* The task
Edit the lines starting at "divider: | bbox=[124, 794, 128, 806]" and ending at "who-to-follow-section: Who to" so that "suggestion-tag" becomes "suggestion-label", leaving everything else the same, and give back only those lines.

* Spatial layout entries
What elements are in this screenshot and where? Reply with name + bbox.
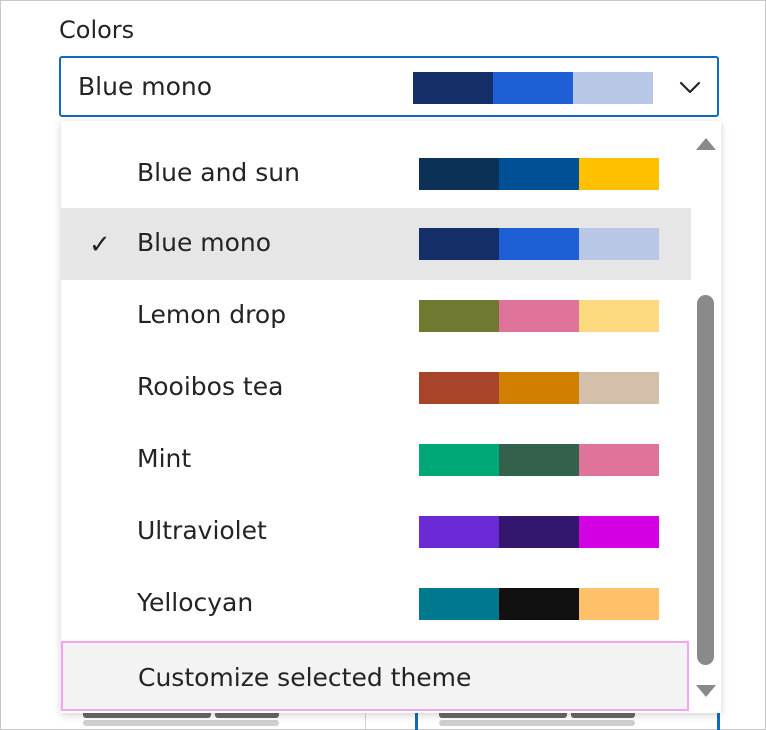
colors-label: Colors <box>59 16 135 44</box>
option-label: Lemon drop <box>137 300 287 329</box>
swatch <box>499 444 579 476</box>
checkmark-icon: ✓ <box>89 230 111 260</box>
swatch <box>579 158 659 190</box>
option-mint[interactable]: Mint <box>61 424 691 496</box>
option-swatches <box>419 444 659 476</box>
swatch <box>499 228 579 260</box>
chevron-down-icon[interactable] <box>677 74 703 100</box>
swatch <box>579 588 659 620</box>
scroll-down-arrow-icon[interactable] <box>696 685 716 697</box>
option-swatches <box>419 372 659 404</box>
option-blue-and-sun[interactable]: Blue and sun <box>61 138 691 210</box>
option-label: Mint <box>137 444 192 473</box>
option-swatches <box>419 228 659 260</box>
option-swatches <box>419 588 659 620</box>
background-selection-edge <box>717 712 720 730</box>
option-label: Blue and sun <box>137 158 300 187</box>
option-ultraviolet[interactable]: Ultraviolet <box>61 496 691 568</box>
customize-theme-button[interactable]: Customize selected theme <box>61 641 689 711</box>
swatch <box>493 72 573 104</box>
option-yellocyan[interactable]: Yellocyan <box>61 568 691 640</box>
option-swatches <box>419 300 659 332</box>
option-label: Rooibos tea <box>137 372 284 401</box>
swatch <box>499 300 579 332</box>
customize-label: Customize selected theme <box>138 663 472 692</box>
swatch <box>419 588 499 620</box>
combobox-swatches <box>413 72 653 104</box>
background-selection-edge <box>415 712 418 730</box>
swatch <box>499 372 579 404</box>
swatch <box>419 372 499 404</box>
swatch <box>419 228 499 260</box>
colors-dropdown-list: Blue and sun ✓ Blue mono Lemon drop Rooi… <box>61 121 721 713</box>
combobox-value: Blue mono <box>78 72 213 101</box>
option-swatches <box>419 158 659 190</box>
swatch <box>573 72 653 104</box>
option-blue-mono[interactable]: ✓ Blue mono <box>61 208 691 280</box>
swatch <box>579 516 659 548</box>
swatch <box>579 372 659 404</box>
swatch <box>499 588 579 620</box>
swatch <box>419 158 499 190</box>
swatch <box>419 444 499 476</box>
swatch <box>499 158 579 190</box>
swatch <box>499 516 579 548</box>
swatch <box>419 300 499 332</box>
scroll-up-arrow-icon[interactable] <box>696 138 716 150</box>
background-bar <box>439 720 635 726</box>
option-label: Yellocyan <box>137 588 254 617</box>
option-label: Blue mono <box>137 228 272 257</box>
option-lemon-drop[interactable]: Lemon drop <box>61 280 691 352</box>
dropdown-scrollbar[interactable] <box>691 121 721 713</box>
option-rooibos-tea[interactable]: Rooibos tea <box>61 352 691 424</box>
swatch <box>413 72 493 104</box>
background-bar <box>83 720 279 726</box>
swatch <box>579 228 659 260</box>
scrollbar-thumb[interactable] <box>697 295 714 665</box>
option-label: Ultraviolet <box>137 516 267 545</box>
option-swatches <box>419 516 659 548</box>
swatch <box>579 300 659 332</box>
swatch <box>419 516 499 548</box>
colors-combobox[interactable]: Blue mono <box>59 56 719 117</box>
swatch <box>579 444 659 476</box>
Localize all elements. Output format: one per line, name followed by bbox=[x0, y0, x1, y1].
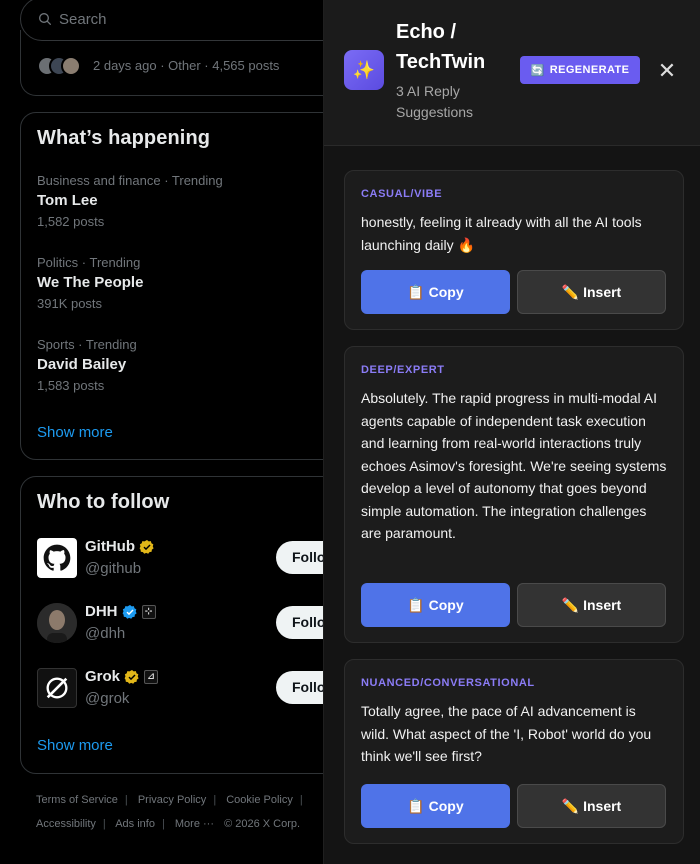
divider: | bbox=[124, 794, 128, 806]
account-name: GitHub bbox=[85, 538, 155, 555]
trend-name: David Bailey bbox=[37, 356, 127, 373]
suggestion-tag: CASUAL/VIBE bbox=[361, 188, 443, 200]
who-to-follow-section: Who to follow GitHub @github Follow DHH … bbox=[20, 476, 323, 774]
section-title: Who to follow bbox=[37, 491, 170, 513]
panel-title: Echo / TechTwin bbox=[396, 21, 486, 73]
footer-links-row: Accessibility | Ads info | More ··· © 2026… bbox=[36, 818, 307, 830]
follow-button[interactable]: Follow bbox=[276, 541, 323, 574]
trend-count: 1,583 posts bbox=[37, 378, 105, 393]
section-title: What’s happening bbox=[37, 127, 211, 149]
github-logo-icon bbox=[37, 538, 77, 578]
blue-verified-icon bbox=[122, 604, 137, 619]
trend-count: 1,582 posts bbox=[37, 214, 105, 229]
footer-links-row: Terms of Service | Privacy Policy | Cookie… bbox=[36, 794, 310, 806]
whats-happening-section: What’s happening Business and finance · … bbox=[20, 112, 323, 460]
insert-button[interactable]: ✏️ Insert bbox=[517, 270, 666, 314]
footer-link[interactable]: Privacy Policy bbox=[138, 794, 206, 806]
copy-button[interactable]: 📋 Copy bbox=[361, 583, 510, 627]
close-icon[interactable]: ✕ bbox=[656, 60, 678, 82]
suggestion-text: Absolutely. The rapid progress in multi-… bbox=[361, 390, 667, 541]
panel-subtitle: 3 AI Reply Suggestions bbox=[396, 83, 474, 120]
suggestion-card: NUANCED/CONVERSATIONAL Totally agree, th… bbox=[344, 659, 684, 844]
trend-context: Sports · Trending bbox=[37, 337, 137, 352]
panel-header: ✨ Echo / TechTwin 3 AI Reply Suggestions… bbox=[324, 0, 700, 146]
follow-suggestion[interactable]: GitHub @github Follow bbox=[37, 538, 323, 580]
account-handle: @dhh bbox=[85, 625, 126, 642]
footer-link[interactable]: Terms of Service bbox=[36, 794, 118, 806]
gold-verified-icon bbox=[139, 539, 154, 554]
trend-item[interactable]: Politics · Trending We The People 391K p… bbox=[37, 255, 143, 311]
suggestion-text: honestly, feeling it already with all th… bbox=[361, 214, 642, 253]
account-name: Grok ⊿ bbox=[85, 668, 159, 685]
suggestion-tag: DEEP/EXPERT bbox=[361, 364, 445, 376]
follow-suggestion[interactable]: DHH ⊹ @dhh Follow bbox=[37, 603, 323, 645]
avatar bbox=[61, 56, 81, 76]
refresh-icon: 🔄 bbox=[530, 64, 545, 77]
insert-button[interactable]: ✏️ Insert bbox=[517, 583, 666, 627]
account-handle: @github bbox=[85, 560, 142, 577]
sparkles-icon: ✨ bbox=[344, 50, 384, 90]
suggestion-card: DEEP/EXPERT Absolutely. The rapid progre… bbox=[344, 346, 684, 643]
search-placeholder: Search bbox=[59, 10, 107, 28]
affiliation-icon: ⊿ bbox=[144, 669, 159, 684]
news-item[interactable]: 2 days ago · Other · 4,565 posts bbox=[20, 30, 323, 96]
divider: | bbox=[213, 794, 217, 806]
divider: | bbox=[102, 818, 106, 830]
show-more-link[interactable]: Show more bbox=[37, 424, 113, 441]
follow-button[interactable]: Follow bbox=[276, 671, 323, 704]
echo-panel: ✨ Echo / TechTwin 3 AI Reply Suggestions… bbox=[323, 0, 700, 864]
news-avatars bbox=[37, 56, 81, 76]
follow-suggestion[interactable]: Grok ⊿ @grok Follow bbox=[37, 668, 323, 710]
copy-button[interactable]: 📋 Copy bbox=[361, 270, 510, 314]
x-right-sidebar: Search 2 days ago · Other · 4,565 posts … bbox=[0, 0, 323, 864]
suggestion-card: CASUAL/VIBE honestly, feeling it already… bbox=[344, 170, 684, 330]
show-more-link[interactable]: Show more bbox=[37, 737, 113, 754]
trend-context: Business and finance · Trending bbox=[37, 173, 223, 188]
trend-item[interactable]: Sports · Trending David Bailey 1,583 pos… bbox=[37, 337, 137, 393]
insert-button[interactable]: ✏️ Insert bbox=[517, 784, 666, 828]
account-handle: @grok bbox=[85, 690, 130, 707]
trend-name: We The People bbox=[37, 274, 144, 291]
grok-logo-icon bbox=[37, 668, 77, 708]
follow-button[interactable]: Follow bbox=[276, 606, 323, 639]
search-icon bbox=[39, 13, 51, 25]
footer-link[interactable]: Ads info bbox=[115, 818, 155, 830]
suggestion-text: Totally agree, the pace of AI advancemen… bbox=[361, 703, 652, 764]
regenerate-button[interactable]: 🔄 REGENERATE bbox=[520, 56, 640, 84]
suggestion-tag: NUANCED/CONVERSATIONAL bbox=[361, 677, 535, 689]
footer-link[interactable]: Accessibility bbox=[36, 818, 96, 830]
avatar bbox=[37, 603, 77, 643]
regenerate-label: REGENERATE bbox=[549, 64, 630, 76]
trend-name: Tom Lee bbox=[37, 192, 98, 209]
trend-count: 391K posts bbox=[37, 296, 103, 311]
affiliation-icon: ⊹ bbox=[141, 604, 156, 619]
footer-link[interactable]: Cookie Policy bbox=[226, 794, 293, 806]
account-name: DHH ⊹ bbox=[85, 603, 156, 620]
footer-link[interactable]: More ··· bbox=[175, 818, 214, 830]
trend-item[interactable]: Business and finance · Trending Tom Lee … bbox=[37, 173, 223, 229]
news-meta: 2 days ago · Other · 4,565 posts bbox=[93, 58, 280, 73]
trend-context: Politics · Trending bbox=[37, 255, 141, 270]
gold-verified-icon bbox=[124, 669, 139, 684]
copy-button[interactable]: 📋 Copy bbox=[361, 784, 510, 828]
divider: | bbox=[161, 818, 165, 830]
copyright: © 2026 X Corp. bbox=[224, 818, 301, 830]
divider: | bbox=[299, 794, 303, 806]
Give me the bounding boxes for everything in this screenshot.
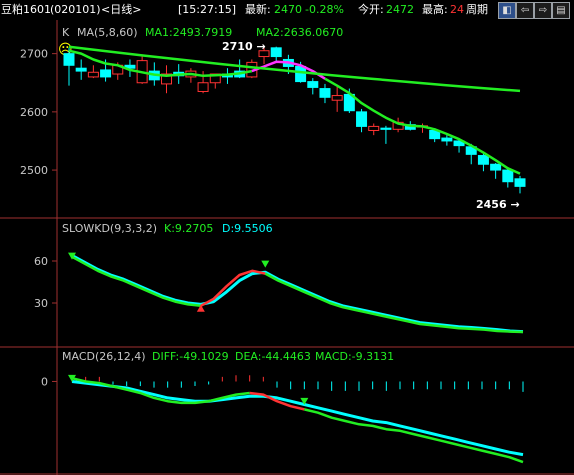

* Task answer
divider: | bbox=[124, 794, 128, 806]
account-name: GitHub bbox=[85, 538, 155, 555]
trend-name: David Bailey bbox=[37, 356, 127, 373]
suggestion-label: CASUAL/VIBE bbox=[361, 188, 443, 200]
who-to-follow-section: Who to follow GitHub @github Follow DHH … bbox=[20, 476, 323, 774]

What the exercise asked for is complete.